_GIVEN PROBLEM:_ Restate each entry word for word, leaving nothing out.

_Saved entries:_
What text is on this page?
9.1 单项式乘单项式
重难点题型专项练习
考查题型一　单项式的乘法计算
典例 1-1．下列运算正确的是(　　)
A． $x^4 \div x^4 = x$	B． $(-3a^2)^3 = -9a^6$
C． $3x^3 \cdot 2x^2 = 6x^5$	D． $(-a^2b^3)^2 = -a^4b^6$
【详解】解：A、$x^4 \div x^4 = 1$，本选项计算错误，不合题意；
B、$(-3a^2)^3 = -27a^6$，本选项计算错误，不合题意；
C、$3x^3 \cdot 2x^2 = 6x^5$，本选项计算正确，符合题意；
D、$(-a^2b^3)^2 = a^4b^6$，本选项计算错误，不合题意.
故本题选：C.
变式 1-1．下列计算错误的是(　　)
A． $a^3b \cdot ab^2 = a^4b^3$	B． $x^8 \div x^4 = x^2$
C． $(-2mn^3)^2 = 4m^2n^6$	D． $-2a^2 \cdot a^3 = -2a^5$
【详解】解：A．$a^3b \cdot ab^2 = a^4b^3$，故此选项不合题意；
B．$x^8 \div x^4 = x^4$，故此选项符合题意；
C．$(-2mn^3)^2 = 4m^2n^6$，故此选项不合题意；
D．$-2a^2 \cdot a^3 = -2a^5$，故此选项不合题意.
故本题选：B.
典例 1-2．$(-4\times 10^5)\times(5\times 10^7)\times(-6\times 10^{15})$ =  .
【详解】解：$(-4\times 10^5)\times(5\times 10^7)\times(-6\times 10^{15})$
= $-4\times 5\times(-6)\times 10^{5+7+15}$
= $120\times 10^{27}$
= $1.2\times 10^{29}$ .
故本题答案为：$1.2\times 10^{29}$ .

_COMPLETE OUTPUT:_
What text is on this page?
9.1 单项式乘单项式
重难点题型专项练习
考查题型一　单项式的乘法计算
典例 1-1．下列运算正确的是(　　)
A． $x^4 \div x^4 = x$	B． $(-3a^2)^3 = -9a^6$
C． $3x^3 \cdot 2x^2 = 6x^5$	D． $(-a^2b^3)^2 = -a^4b^6$
【详解】解：A、$x^4 \div x^4 = 1$，本选项计算错误，不合题意；
B、$(-3a^2)^3 = -27a^6$，本选项计算错误，不合题意；
C、$3x^3 \cdot 2x^2 = 6x^5$，本选项计算正确，符合题意；
D、$(-a^2b^3)^2 = a^4b^6$，本选项计算错误，不合题意.
故本题选：C.
变式 1-1．下列计算错误的是(　　)
A． $a^3b \cdot ab^2 = a^4b^3$	B． $x^8 \div x^4 = x^2$
C． $(-2mn^3)^2 = 4m^2n^6$	D． $-2a^2 \cdot a^3 = -2a^5$
【详解】解：A．$a^3b \cdot ab^2 = a^4b^3$，故此选项不合题意；
B．$x^8 \div x^4 = x^4$，故此选项符合题意；
C．$(-2mn^3)^2 = 4m^2n^6$，故此选项不合题意；
D．$-2a^2 \cdot a^3 = -2a^5$，故此选项不合题意.
故本题选：B.
典例 1-2．$(-4\times 10^5)\times(5\times 10^7)\times(-6\times 10^{15})$ =  .
【详解】解：$(-4\times 10^5)\times(5\times 10^7)\times(-6\times 10^{15})$
= $-4\times 5\times(-6)\times 10^{5+7+15}$
= $120\times 10^{27}$
= $1.2\times 10^{29}$ .
故本题答案为：$1.2\times 10^{29}$ .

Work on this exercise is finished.